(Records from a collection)
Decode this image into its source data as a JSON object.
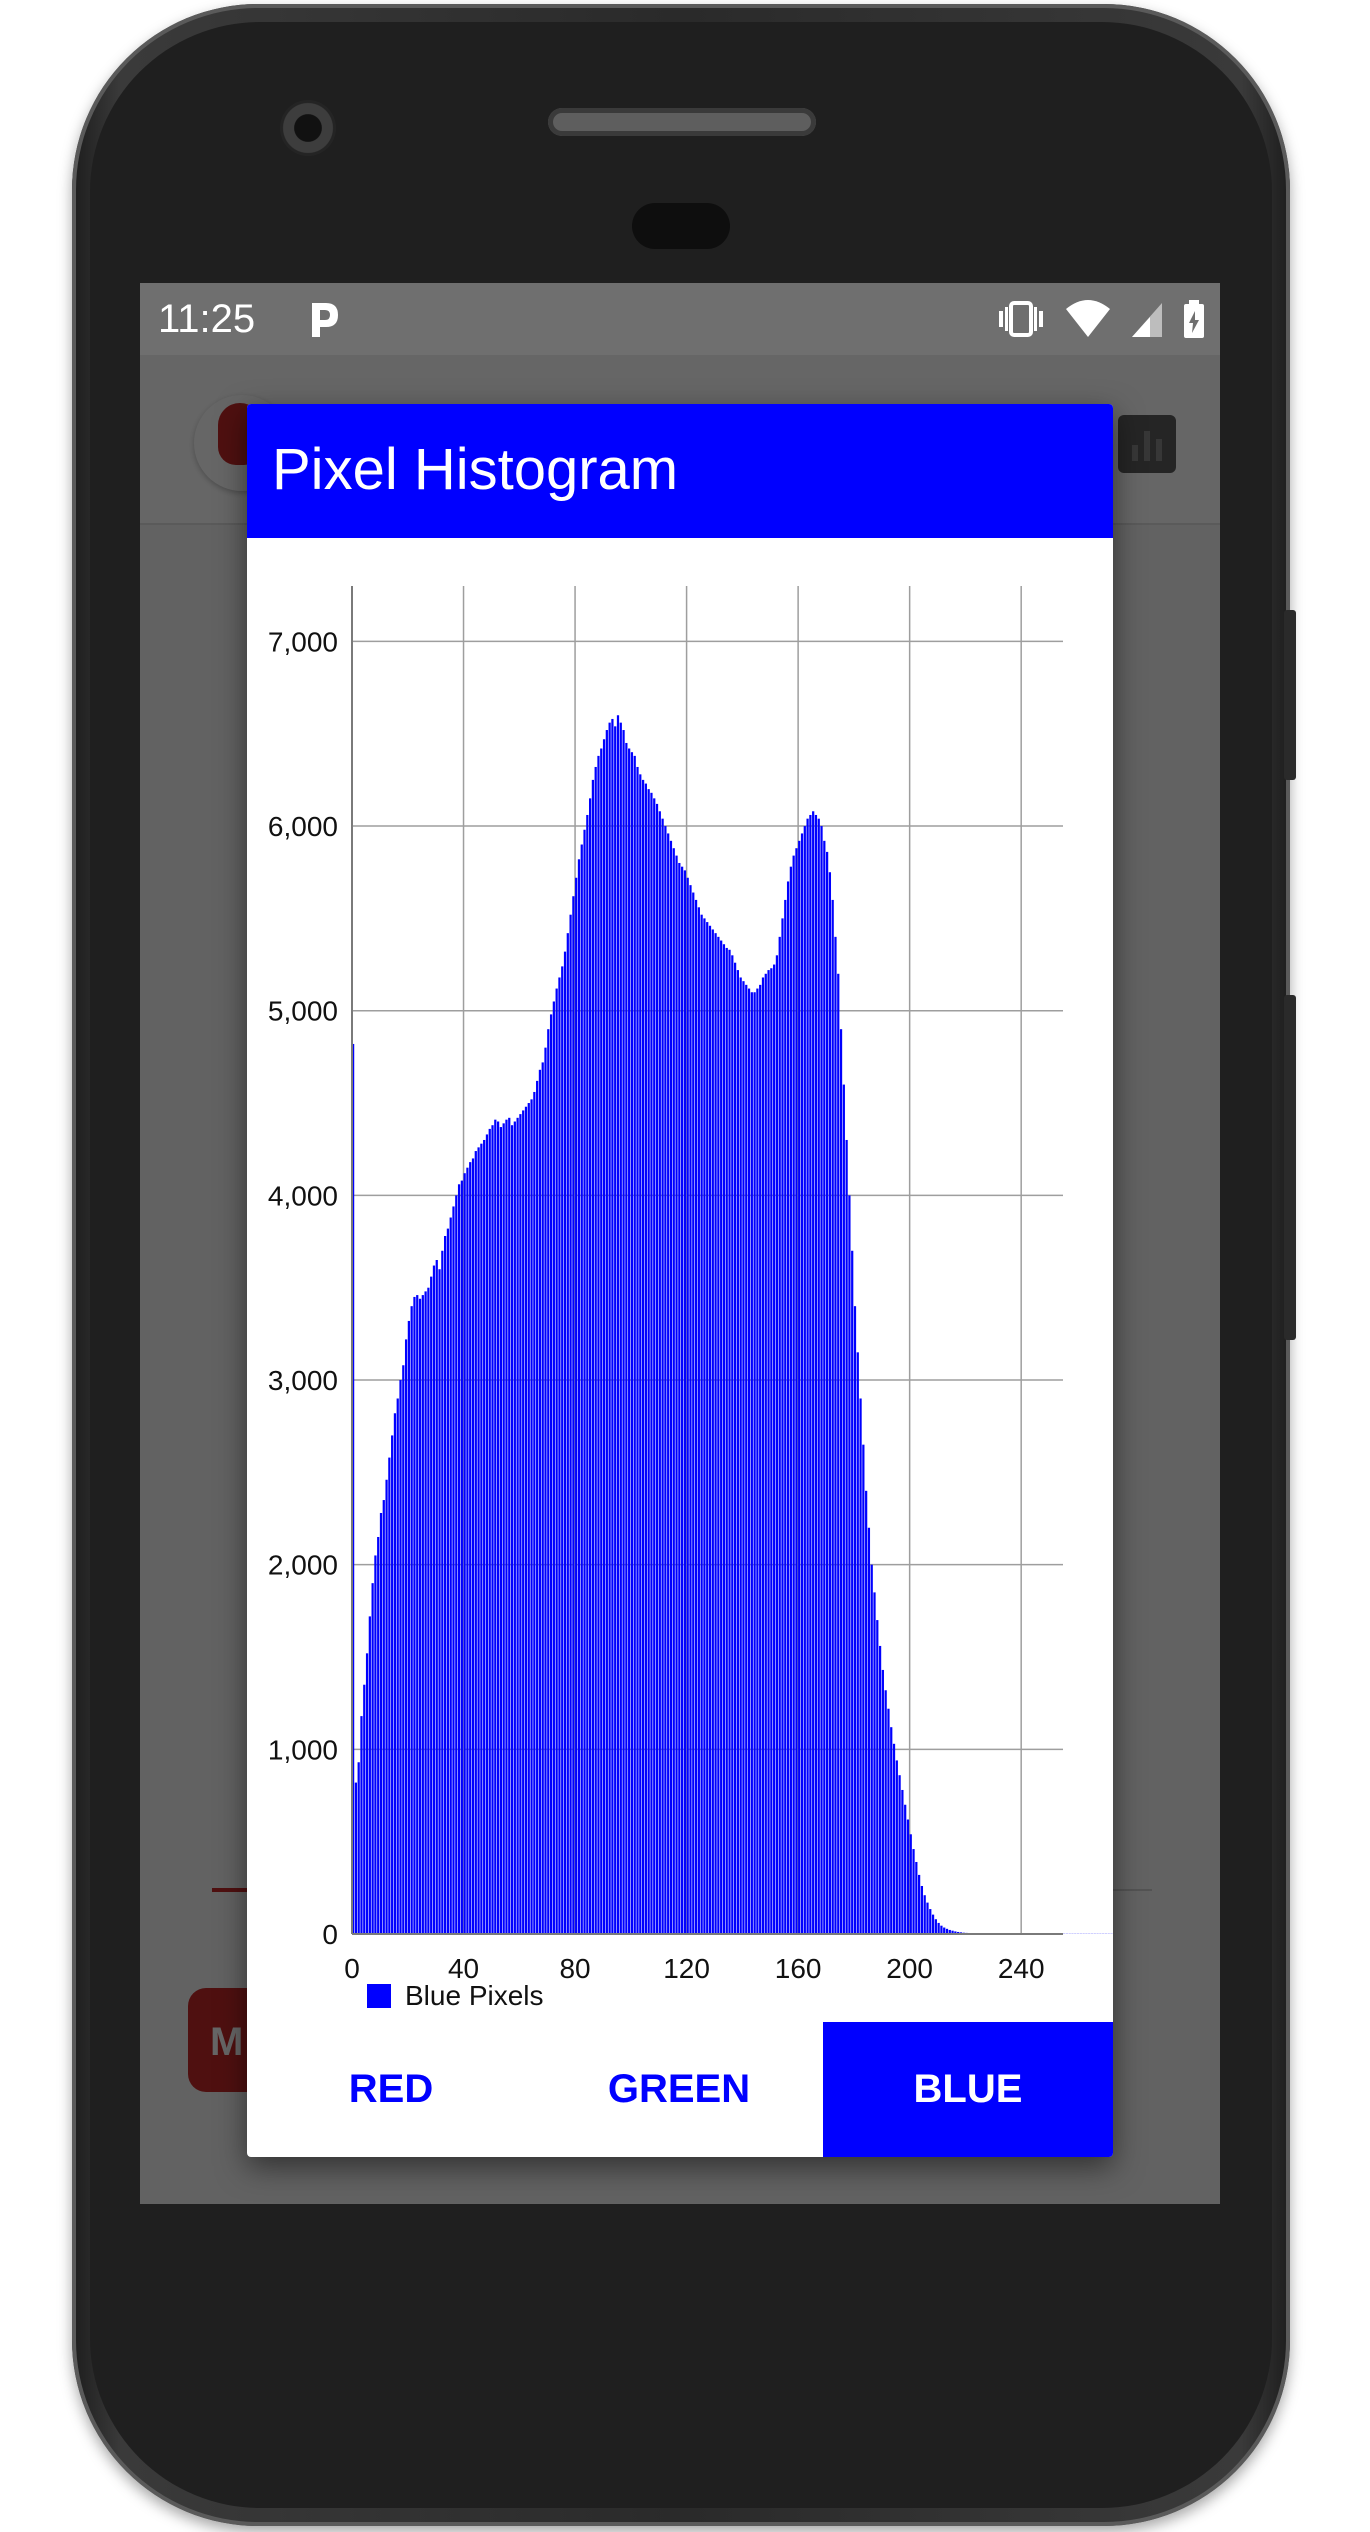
{
  "status_bar": {
    "time": "11:25",
    "notification_icon": "p-app-icon",
    "icons": [
      "vibrate-icon",
      "wifi-icon",
      "signal-icon",
      "battery-charging-icon"
    ]
  },
  "background_app": {
    "button_partial_label": "M",
    "accent_color": "#c62828"
  },
  "dialog": {
    "title": "Pixel Histogram",
    "header_color": "#0000ff",
    "tabs": [
      {
        "label": "RED",
        "selected": false
      },
      {
        "label": "GREEN",
        "selected": false
      },
      {
        "label": "BLUE",
        "selected": true
      }
    ]
  },
  "chart_data": {
    "type": "bar",
    "series": [
      {
        "name": "Blue Pixels",
        "color": "#0000ff",
        "values": [
          4820,
          820,
          930,
          1180,
          1350,
          1520,
          1720,
          1900,
          2050,
          2150,
          2280,
          2350,
          2460,
          2580,
          2700,
          2820,
          2900,
          3000,
          3080,
          3220,
          3320,
          3400,
          3450,
          3460,
          3440,
          3460,
          3480,
          3500,
          3560,
          3620,
          3650,
          3600,
          3700,
          3780,
          3820,
          3880,
          3940,
          4000,
          4060,
          4080,
          4120,
          4150,
          4180,
          4200,
          4240,
          4260,
          4280,
          4300,
          4330,
          4360,
          4380,
          4410,
          4400,
          4370,
          4390,
          4410,
          4420,
          4380,
          4400,
          4420,
          4440,
          4460,
          4480,
          4500,
          4520,
          4560,
          4620,
          4680,
          4720,
          4800,
          4900,
          4980,
          5050,
          5120,
          5180,
          5240,
          5320,
          5420,
          5520,
          5620,
          5720,
          5820,
          5900,
          5980,
          6060,
          6150,
          6250,
          6320,
          6380,
          6420,
          6470,
          6520,
          6560,
          6580,
          6540,
          6600,
          6560,
          6520,
          6450,
          6420,
          6400,
          6380,
          6320,
          6280,
          6250,
          6230,
          6200,
          6180,
          6150,
          6120,
          6080,
          6040,
          6000,
          5960,
          5920,
          5880,
          5840,
          5800,
          5780,
          5760,
          5720,
          5680,
          5640,
          5600,
          5560,
          5520,
          5500,
          5480,
          5460,
          5440,
          5420,
          5400,
          5380,
          5360,
          5340,
          5330,
          5300,
          5260,
          5220,
          5180,
          5160,
          5140,
          5120,
          5100,
          5100,
          5120,
          5140,
          5180,
          5200,
          5220,
          5230,
          5250,
          5300,
          5400,
          5500,
          5600,
          5700,
          5780,
          5840,
          5880,
          5920,
          5960,
          6000,
          6040,
          6060,
          6080,
          6060,
          6040,
          6000,
          5920,
          5860,
          5750,
          5600,
          5400,
          5200,
          4900,
          4600,
          4300,
          4000,
          3700,
          3400,
          3150,
          2900,
          2650,
          2400,
          2200,
          2000,
          1850,
          1700,
          1560,
          1430,
          1320,
          1220,
          1120,
          1030,
          940,
          860,
          780,
          700,
          620,
          540,
          460,
          390,
          320,
          260,
          210,
          170,
          135,
          105,
          80,
          60,
          45,
          35,
          28,
          22,
          18,
          14,
          11,
          9,
          7,
          6,
          5,
          4,
          4,
          3,
          3,
          2,
          2,
          2,
          1,
          1,
          1,
          1,
          1,
          1,
          1,
          1,
          1,
          1,
          1,
          1,
          1,
          1,
          1,
          1,
          1,
          1,
          1,
          1,
          1,
          1,
          1,
          1,
          1,
          1,
          1,
          1,
          1,
          1,
          1,
          1,
          1,
          1,
          1,
          1,
          1,
          1,
          1,
          1,
          1,
          1,
          1,
          1,
          1,
          1
        ]
      }
    ],
    "x_start": 0,
    "xlim": [
      0,
      255
    ],
    "ylim": [
      0,
      7300
    ],
    "x_ticks": [
      0,
      40,
      80,
      120,
      160,
      200,
      240
    ],
    "y_ticks": [
      0,
      1000,
      2000,
      3000,
      4000,
      5000,
      6000,
      7000
    ],
    "x_tick_labels": [
      "0",
      "40",
      "80",
      "120",
      "160",
      "200",
      "240"
    ],
    "y_tick_labels": [
      "0",
      "1,000",
      "2,000",
      "3,000",
      "4,000",
      "5,000",
      "6,000",
      "7,000"
    ],
    "grid": true,
    "legend_position": "bottom-left"
  }
}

## TASK DIRECTIONS:
Every record is to be reproduced exactly, with no pictures included.

## THE RESULT:
Decode this image into its source data as a JSON object.
{
  "status_bar": {
    "time": "11:25",
    "notification_icon": "p-app-icon",
    "icons": [
      "vibrate-icon",
      "wifi-icon",
      "signal-icon",
      "battery-charging-icon"
    ]
  },
  "background_app": {
    "button_partial_label": "M",
    "accent_color": "#c62828"
  },
  "dialog": {
    "title": "Pixel Histogram",
    "header_color": "#0000ff",
    "tabs": [
      {
        "label": "RED",
        "selected": false
      },
      {
        "label": "GREEN",
        "selected": false
      },
      {
        "label": "BLUE",
        "selected": true
      }
    ]
  },
  "chart_data": {
    "type": "bar",
    "series": [
      {
        "name": "Blue Pixels",
        "color": "#0000ff",
        "values": [
          4820,
          820,
          930,
          1180,
          1350,
          1520,
          1720,
          1900,
          2050,
          2150,
          2280,
          2350,
          2460,
          2580,
          2700,
          2820,
          2900,
          3000,
          3080,
          3220,
          3320,
          3400,
          3450,
          3460,
          3440,
          3460,
          3480,
          3500,
          3560,
          3620,
          3650,
          3600,
          3700,
          3780,
          3820,
          3880,
          3940,
          4000,
          4060,
          4080,
          4120,
          4150,
          4180,
          4200,
          4240,
          4260,
          4280,
          4300,
          4330,
          4360,
          4380,
          4410,
          4400,
          4370,
          4390,
          4410,
          4420,
          4380,
          4400,
          4420,
          4440,
          4460,
          4480,
          4500,
          4520,
          4560,
          4620,
          4680,
          4720,
          4800,
          4900,
          4980,
          5050,
          5120,
          5180,
          5240,
          5320,
          5420,
          5520,
          5620,
          5720,
          5820,
          5900,
          5980,
          6060,
          6150,
          6250,
          6320,
          6380,
          6420,
          6470,
          6520,
          6560,
          6580,
          6540,
          6600,
          6560,
          6520,
          6450,
          6420,
          6400,
          6380,
          6320,
          6280,
          6250,
          6230,
          6200,
          6180,
          6150,
          6120,
          6080,
          6040,
          6000,
          5960,
          5920,
          5880,
          5840,
          5800,
          5780,
          5760,
          5720,
          5680,
          5640,
          5600,
          5560,
          5520,
          5500,
          5480,
          5460,
          5440,
          5420,
          5400,
          5380,
          5360,
          5340,
          5330,
          5300,
          5260,
          5220,
          5180,
          5160,
          5140,
          5120,
          5100,
          5100,
          5120,
          5140,
          5180,
          5200,
          5220,
          5230,
          5250,
          5300,
          5400,
          5500,
          5600,
          5700,
          5780,
          5840,
          5880,
          5920,
          5960,
          6000,
          6040,
          6060,
          6080,
          6060,
          6040,
          6000,
          5920,
          5860,
          5750,
          5600,
          5400,
          5200,
          4900,
          4600,
          4300,
          4000,
          3700,
          3400,
          3150,
          2900,
          2650,
          2400,
          2200,
          2000,
          1850,
          1700,
          1560,
          1430,
          1320,
          1220,
          1120,
          1030,
          940,
          860,
          780,
          700,
          620,
          540,
          460,
          390,
          320,
          260,
          210,
          170,
          135,
          105,
          80,
          60,
          45,
          35,
          28,
          22,
          18,
          14,
          11,
          9,
          7,
          6,
          5,
          4,
          4,
          3,
          3,
          2,
          2,
          2,
          1,
          1,
          1,
          1,
          1,
          1,
          1,
          1,
          1,
          1,
          1,
          1,
          1,
          1,
          1,
          1,
          1,
          1,
          1,
          1,
          1,
          1,
          1,
          1,
          1,
          1,
          1,
          1,
          1,
          1,
          1,
          1,
          1,
          1,
          1,
          1,
          1,
          1,
          1,
          1,
          1,
          1,
          1,
          1,
          1,
          1
        ]
      }
    ],
    "x_start": 0,
    "xlim": [
      0,
      255
    ],
    "ylim": [
      0,
      7300
    ],
    "x_ticks": [
      0,
      40,
      80,
      120,
      160,
      200,
      240
    ],
    "y_ticks": [
      0,
      1000,
      2000,
      3000,
      4000,
      5000,
      6000,
      7000
    ],
    "x_tick_labels": [
      "0",
      "40",
      "80",
      "120",
      "160",
      "200",
      "240"
    ],
    "y_tick_labels": [
      "0",
      "1,000",
      "2,000",
      "3,000",
      "4,000",
      "5,000",
      "6,000",
      "7,000"
    ],
    "grid": true,
    "legend_position": "bottom-left"
  }
}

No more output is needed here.